[Collected data]
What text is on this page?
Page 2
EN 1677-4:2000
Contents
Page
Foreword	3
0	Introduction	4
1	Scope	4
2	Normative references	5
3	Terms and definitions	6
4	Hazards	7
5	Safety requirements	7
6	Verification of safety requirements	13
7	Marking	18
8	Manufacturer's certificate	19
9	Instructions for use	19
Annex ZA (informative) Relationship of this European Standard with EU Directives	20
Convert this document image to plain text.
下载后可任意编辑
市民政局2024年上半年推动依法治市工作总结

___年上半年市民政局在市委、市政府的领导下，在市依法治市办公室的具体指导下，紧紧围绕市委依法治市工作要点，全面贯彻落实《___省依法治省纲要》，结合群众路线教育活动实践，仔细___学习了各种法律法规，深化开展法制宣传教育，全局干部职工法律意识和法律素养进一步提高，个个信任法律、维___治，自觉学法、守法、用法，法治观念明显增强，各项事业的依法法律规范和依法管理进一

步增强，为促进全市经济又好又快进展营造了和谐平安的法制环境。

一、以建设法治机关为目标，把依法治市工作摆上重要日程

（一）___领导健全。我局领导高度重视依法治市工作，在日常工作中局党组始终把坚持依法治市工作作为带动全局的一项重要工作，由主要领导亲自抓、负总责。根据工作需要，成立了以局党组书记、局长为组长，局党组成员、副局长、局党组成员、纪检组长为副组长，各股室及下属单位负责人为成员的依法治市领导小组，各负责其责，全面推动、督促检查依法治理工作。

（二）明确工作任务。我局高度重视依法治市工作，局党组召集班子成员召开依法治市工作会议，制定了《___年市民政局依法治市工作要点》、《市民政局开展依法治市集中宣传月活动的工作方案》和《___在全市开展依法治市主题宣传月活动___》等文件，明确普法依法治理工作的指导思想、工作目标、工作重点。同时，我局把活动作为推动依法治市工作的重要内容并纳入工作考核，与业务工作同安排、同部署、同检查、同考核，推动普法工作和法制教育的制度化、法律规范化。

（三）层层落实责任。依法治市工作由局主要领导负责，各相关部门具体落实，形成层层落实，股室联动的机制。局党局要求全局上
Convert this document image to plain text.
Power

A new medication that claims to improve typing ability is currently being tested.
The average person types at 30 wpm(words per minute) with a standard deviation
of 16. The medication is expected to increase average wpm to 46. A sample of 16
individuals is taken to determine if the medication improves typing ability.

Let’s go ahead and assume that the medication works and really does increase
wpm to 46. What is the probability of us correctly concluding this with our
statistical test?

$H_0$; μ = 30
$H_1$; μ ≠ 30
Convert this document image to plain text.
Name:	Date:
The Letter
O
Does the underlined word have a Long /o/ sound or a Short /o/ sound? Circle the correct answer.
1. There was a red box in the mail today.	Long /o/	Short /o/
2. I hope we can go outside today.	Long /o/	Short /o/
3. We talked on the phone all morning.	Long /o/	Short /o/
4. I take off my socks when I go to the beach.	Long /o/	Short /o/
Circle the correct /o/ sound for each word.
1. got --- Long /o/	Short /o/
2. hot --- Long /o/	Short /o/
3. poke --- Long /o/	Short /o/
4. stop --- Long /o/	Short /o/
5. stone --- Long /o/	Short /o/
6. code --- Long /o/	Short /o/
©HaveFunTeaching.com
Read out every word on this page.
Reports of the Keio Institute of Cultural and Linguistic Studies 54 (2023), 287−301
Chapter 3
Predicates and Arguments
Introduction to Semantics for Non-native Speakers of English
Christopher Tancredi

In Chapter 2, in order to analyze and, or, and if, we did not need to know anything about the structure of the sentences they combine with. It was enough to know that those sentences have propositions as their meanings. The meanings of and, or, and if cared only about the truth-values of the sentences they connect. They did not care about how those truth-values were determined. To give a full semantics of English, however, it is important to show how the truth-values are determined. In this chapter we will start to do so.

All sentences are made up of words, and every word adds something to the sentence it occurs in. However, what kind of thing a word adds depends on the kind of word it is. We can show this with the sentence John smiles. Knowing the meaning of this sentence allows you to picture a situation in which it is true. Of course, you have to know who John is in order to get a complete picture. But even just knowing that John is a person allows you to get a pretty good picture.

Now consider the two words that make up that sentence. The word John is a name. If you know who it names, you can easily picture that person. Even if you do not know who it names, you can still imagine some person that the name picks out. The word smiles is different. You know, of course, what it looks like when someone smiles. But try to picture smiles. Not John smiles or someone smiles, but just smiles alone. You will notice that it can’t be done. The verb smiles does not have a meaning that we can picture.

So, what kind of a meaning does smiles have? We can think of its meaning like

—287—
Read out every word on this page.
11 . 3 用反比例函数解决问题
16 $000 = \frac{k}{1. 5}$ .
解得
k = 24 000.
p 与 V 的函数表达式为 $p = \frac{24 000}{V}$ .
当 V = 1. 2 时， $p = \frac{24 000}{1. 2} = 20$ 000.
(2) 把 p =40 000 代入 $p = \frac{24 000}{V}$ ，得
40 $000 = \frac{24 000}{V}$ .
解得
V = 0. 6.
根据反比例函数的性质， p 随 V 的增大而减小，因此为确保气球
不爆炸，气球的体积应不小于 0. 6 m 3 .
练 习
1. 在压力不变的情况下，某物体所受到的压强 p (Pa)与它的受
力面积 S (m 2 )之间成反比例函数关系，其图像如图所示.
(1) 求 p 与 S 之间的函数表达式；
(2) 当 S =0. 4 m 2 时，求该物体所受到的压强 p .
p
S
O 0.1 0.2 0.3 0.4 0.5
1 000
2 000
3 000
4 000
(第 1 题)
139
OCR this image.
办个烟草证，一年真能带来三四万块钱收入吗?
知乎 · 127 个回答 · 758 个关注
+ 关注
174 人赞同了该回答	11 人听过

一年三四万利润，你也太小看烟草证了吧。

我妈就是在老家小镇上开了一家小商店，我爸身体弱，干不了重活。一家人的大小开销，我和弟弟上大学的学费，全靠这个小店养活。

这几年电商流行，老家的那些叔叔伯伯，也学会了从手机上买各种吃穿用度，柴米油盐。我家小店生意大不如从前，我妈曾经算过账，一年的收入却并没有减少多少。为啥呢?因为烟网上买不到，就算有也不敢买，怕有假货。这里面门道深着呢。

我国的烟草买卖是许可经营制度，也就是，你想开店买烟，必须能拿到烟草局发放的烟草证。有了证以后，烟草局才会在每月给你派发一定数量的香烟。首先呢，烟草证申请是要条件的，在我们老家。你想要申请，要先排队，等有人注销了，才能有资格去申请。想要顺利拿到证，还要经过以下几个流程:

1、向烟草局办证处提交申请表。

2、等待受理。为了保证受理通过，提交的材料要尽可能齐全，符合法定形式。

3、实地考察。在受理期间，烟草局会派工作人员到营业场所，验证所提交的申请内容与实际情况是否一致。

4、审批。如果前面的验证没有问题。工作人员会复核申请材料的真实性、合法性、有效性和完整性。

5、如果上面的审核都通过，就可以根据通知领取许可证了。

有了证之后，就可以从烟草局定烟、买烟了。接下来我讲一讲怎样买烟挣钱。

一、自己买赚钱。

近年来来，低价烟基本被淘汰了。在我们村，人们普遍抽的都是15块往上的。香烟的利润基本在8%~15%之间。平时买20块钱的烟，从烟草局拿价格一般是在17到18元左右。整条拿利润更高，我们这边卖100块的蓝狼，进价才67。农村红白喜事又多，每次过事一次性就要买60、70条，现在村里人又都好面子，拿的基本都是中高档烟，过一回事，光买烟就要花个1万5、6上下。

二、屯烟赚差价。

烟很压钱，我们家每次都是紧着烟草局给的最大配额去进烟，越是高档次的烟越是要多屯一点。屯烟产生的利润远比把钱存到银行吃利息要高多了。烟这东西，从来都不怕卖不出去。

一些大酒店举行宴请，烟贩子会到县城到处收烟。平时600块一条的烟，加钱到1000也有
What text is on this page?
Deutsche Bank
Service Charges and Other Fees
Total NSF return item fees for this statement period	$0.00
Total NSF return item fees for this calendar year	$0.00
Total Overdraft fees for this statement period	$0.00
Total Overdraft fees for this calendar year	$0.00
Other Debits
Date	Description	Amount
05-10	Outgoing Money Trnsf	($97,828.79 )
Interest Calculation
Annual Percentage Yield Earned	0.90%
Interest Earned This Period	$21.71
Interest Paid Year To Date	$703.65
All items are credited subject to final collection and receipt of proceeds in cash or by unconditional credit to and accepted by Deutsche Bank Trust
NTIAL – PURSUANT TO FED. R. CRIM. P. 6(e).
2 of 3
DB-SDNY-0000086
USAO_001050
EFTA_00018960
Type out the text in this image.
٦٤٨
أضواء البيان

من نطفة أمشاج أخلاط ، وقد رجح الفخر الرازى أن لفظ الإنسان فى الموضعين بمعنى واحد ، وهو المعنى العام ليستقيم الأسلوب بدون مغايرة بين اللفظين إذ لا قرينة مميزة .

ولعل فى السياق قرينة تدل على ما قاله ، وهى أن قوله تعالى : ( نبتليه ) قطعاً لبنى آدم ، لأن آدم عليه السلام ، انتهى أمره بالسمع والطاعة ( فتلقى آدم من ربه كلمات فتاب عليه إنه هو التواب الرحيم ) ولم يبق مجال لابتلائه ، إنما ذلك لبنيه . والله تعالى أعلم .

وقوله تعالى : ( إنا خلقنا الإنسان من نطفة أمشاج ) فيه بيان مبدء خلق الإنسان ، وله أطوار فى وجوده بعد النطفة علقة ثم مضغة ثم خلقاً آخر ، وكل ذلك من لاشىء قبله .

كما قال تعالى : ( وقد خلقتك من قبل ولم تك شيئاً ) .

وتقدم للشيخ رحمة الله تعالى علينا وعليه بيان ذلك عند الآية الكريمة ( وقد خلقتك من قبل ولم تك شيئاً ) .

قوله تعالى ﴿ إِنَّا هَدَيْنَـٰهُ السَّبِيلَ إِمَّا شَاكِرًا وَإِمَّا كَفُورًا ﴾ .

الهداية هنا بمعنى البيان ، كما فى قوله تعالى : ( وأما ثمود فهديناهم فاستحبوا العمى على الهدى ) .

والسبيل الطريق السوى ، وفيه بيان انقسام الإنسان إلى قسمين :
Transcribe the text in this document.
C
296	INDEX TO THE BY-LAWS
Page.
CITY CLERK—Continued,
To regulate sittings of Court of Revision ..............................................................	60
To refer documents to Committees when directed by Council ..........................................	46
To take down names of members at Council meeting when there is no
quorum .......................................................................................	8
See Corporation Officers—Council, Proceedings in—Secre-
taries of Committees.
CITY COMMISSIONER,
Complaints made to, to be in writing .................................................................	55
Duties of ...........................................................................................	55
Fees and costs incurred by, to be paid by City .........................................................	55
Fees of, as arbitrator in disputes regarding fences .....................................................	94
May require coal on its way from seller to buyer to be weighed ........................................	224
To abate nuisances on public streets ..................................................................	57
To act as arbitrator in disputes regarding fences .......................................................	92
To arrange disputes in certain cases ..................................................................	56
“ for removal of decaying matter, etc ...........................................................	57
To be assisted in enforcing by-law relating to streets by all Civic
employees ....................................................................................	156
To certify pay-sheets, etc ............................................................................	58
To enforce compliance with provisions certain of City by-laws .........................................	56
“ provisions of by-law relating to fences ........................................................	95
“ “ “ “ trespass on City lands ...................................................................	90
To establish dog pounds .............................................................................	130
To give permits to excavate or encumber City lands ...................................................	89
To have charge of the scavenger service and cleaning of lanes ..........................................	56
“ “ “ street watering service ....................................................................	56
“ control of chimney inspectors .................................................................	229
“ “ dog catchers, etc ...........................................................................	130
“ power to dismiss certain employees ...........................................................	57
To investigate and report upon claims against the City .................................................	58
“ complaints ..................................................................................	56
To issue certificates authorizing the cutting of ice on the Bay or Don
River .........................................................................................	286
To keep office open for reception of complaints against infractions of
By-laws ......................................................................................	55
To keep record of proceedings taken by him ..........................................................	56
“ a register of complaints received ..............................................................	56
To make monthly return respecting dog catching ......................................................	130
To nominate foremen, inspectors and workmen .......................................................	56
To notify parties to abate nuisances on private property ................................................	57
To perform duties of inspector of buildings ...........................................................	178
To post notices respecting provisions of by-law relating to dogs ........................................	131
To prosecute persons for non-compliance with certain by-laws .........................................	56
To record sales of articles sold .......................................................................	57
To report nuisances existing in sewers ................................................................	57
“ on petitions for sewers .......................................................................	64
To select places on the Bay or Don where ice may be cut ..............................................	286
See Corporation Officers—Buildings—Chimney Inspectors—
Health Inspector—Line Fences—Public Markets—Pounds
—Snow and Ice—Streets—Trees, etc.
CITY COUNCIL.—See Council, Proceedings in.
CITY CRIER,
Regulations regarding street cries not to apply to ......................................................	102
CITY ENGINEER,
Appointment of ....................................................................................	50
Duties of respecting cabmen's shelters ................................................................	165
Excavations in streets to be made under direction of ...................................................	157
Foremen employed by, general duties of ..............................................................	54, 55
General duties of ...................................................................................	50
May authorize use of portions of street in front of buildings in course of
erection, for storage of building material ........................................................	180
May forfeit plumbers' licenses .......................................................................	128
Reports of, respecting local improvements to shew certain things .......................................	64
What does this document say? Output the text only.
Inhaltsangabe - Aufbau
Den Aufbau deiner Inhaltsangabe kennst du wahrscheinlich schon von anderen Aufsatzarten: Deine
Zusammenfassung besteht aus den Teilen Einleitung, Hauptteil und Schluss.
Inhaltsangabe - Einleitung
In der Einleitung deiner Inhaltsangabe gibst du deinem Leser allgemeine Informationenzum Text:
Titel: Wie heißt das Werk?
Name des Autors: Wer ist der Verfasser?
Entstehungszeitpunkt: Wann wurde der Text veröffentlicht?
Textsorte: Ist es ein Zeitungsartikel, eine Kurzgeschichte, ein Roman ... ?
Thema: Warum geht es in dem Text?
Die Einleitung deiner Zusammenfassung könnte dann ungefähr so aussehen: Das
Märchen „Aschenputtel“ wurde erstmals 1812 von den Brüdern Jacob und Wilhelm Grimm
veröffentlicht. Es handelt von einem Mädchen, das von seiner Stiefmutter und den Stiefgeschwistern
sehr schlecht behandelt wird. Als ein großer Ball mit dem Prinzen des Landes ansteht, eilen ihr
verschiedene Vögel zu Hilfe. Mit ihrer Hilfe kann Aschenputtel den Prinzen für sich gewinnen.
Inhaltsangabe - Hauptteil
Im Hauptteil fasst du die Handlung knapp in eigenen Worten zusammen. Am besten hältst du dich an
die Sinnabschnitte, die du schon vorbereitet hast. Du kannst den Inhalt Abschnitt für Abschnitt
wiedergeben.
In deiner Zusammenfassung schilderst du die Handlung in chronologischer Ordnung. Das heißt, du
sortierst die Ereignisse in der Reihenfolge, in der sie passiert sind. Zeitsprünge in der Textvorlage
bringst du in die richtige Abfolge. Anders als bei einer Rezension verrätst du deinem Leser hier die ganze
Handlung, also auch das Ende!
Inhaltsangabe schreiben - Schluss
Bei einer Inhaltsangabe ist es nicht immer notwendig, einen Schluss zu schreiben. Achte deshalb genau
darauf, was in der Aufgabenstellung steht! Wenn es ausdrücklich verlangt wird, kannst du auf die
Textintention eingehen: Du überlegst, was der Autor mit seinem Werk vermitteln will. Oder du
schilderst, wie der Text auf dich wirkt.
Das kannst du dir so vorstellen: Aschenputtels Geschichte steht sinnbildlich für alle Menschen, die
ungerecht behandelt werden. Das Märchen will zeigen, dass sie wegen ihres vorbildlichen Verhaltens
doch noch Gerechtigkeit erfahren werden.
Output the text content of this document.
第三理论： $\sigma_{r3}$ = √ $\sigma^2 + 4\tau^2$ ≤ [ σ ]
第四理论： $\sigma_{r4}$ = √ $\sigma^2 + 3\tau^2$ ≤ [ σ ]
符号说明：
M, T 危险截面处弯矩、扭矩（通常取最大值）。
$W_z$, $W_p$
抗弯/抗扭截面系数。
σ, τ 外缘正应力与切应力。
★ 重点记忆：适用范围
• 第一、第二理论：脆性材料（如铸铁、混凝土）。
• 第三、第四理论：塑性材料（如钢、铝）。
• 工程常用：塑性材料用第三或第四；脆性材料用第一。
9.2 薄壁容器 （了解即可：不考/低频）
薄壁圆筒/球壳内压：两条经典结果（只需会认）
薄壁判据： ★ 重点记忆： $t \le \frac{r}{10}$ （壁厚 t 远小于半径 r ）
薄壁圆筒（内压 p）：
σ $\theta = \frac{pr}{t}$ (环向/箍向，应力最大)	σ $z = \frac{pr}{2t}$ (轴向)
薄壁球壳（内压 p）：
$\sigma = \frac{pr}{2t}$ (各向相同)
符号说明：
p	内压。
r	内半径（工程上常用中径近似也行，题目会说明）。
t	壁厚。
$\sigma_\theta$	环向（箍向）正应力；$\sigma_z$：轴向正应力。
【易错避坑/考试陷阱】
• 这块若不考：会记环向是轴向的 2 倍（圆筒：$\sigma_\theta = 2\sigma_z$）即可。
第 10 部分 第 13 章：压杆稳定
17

- **WORK INSTRUCTIONS**
Copy each line containing the word "Officers" from the data.

- **TASK RESPONSE**
See Corporation Officers—Council, Proceedings in—Secre-
See Corporation Officers—Buildings—Chimney Inspectors—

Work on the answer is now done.